*Dataset content:*
* * *

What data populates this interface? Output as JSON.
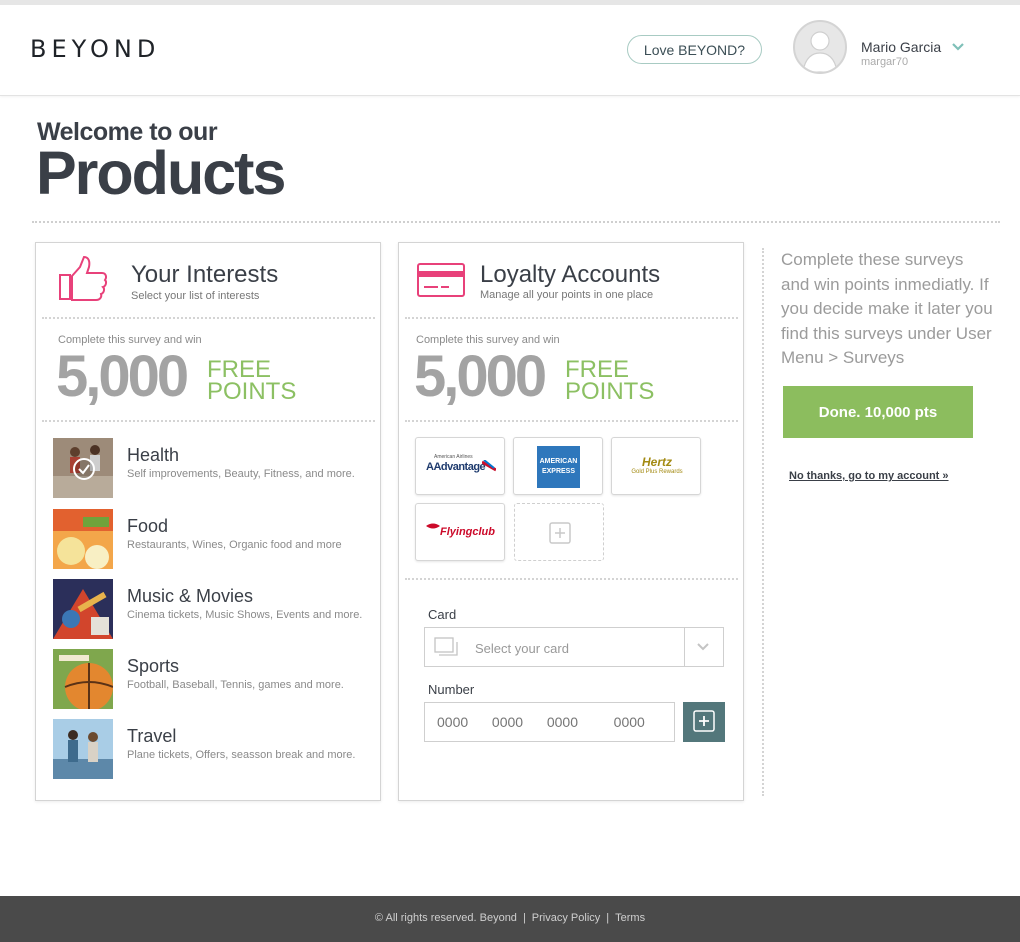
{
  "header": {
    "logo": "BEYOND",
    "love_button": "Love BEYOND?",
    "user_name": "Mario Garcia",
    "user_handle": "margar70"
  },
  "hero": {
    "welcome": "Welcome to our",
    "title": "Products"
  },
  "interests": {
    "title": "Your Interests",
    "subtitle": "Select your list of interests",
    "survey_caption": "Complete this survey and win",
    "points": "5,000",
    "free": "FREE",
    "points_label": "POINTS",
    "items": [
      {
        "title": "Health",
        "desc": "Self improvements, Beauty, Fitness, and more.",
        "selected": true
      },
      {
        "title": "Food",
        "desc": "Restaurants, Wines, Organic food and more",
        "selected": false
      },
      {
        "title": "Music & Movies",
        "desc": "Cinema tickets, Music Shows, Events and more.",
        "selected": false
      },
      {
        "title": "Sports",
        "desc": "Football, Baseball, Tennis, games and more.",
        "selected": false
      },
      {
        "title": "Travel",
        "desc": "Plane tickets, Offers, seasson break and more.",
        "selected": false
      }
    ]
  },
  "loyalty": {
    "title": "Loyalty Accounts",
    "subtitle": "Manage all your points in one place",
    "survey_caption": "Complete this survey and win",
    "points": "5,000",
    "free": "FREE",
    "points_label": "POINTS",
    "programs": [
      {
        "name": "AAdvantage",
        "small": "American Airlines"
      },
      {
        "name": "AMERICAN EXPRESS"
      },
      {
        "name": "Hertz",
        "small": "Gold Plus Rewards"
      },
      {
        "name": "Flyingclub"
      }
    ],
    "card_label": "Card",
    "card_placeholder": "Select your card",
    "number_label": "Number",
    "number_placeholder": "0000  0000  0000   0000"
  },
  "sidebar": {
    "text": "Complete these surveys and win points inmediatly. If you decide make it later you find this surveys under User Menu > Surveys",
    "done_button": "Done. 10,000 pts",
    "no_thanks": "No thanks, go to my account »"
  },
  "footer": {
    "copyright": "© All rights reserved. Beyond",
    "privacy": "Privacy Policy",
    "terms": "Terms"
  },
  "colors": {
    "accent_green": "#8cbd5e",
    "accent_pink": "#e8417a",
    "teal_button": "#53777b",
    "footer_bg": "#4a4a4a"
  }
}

* * *

*Work to complete:* Replicate the material above verbatim; images stay out of the copy.

*Result of the exercise:*
What data populates this interface? Output as JSON.
{
  "header": {
    "logo": "BEYOND",
    "love_button": "Love BEYOND?",
    "user_name": "Mario Garcia",
    "user_handle": "margar70"
  },
  "hero": {
    "welcome": "Welcome to our",
    "title": "Products"
  },
  "interests": {
    "title": "Your Interests",
    "subtitle": "Select your list of interests",
    "survey_caption": "Complete this survey and win",
    "points": "5,000",
    "free": "FREE",
    "points_label": "POINTS",
    "items": [
      {
        "title": "Health",
        "desc": "Self improvements, Beauty, Fitness, and more.",
        "selected": true
      },
      {
        "title": "Food",
        "desc": "Restaurants, Wines, Organic food and more",
        "selected": false
      },
      {
        "title": "Music & Movies",
        "desc": "Cinema tickets, Music Shows, Events and more.",
        "selected": false
      },
      {
        "title": "Sports",
        "desc": "Football, Baseball, Tennis, games and more.",
        "selected": false
      },
      {
        "title": "Travel",
        "desc": "Plane tickets, Offers, seasson break and more.",
        "selected": false
      }
    ]
  },
  "loyalty": {
    "title": "Loyalty Accounts",
    "subtitle": "Manage all your points in one place",
    "survey_caption": "Complete this survey and win",
    "points": "5,000",
    "free": "FREE",
    "points_label": "POINTS",
    "programs": [
      {
        "name": "AAdvantage",
        "small": "American Airlines"
      },
      {
        "name": "AMERICAN EXPRESS"
      },
      {
        "name": "Hertz",
        "small": "Gold Plus Rewards"
      },
      {
        "name": "Flyingclub"
      }
    ],
    "card_label": "Card",
    "card_placeholder": "Select your card",
    "number_label": "Number",
    "number_placeholder": "0000  0000  0000   0000"
  },
  "sidebar": {
    "text": "Complete these surveys and win points inmediatly. If you decide make it later you find this surveys under User Menu > Surveys",
    "done_button": "Done. 10,000 pts",
    "no_thanks": "No thanks, go to my account »"
  },
  "footer": {
    "copyright": "© All rights reserved. Beyond",
    "privacy": "Privacy Policy",
    "terms": "Terms"
  },
  "colors": {
    "accent_green": "#8cbd5e",
    "accent_pink": "#e8417a",
    "teal_button": "#53777b",
    "footer_bg": "#4a4a4a"
  }
}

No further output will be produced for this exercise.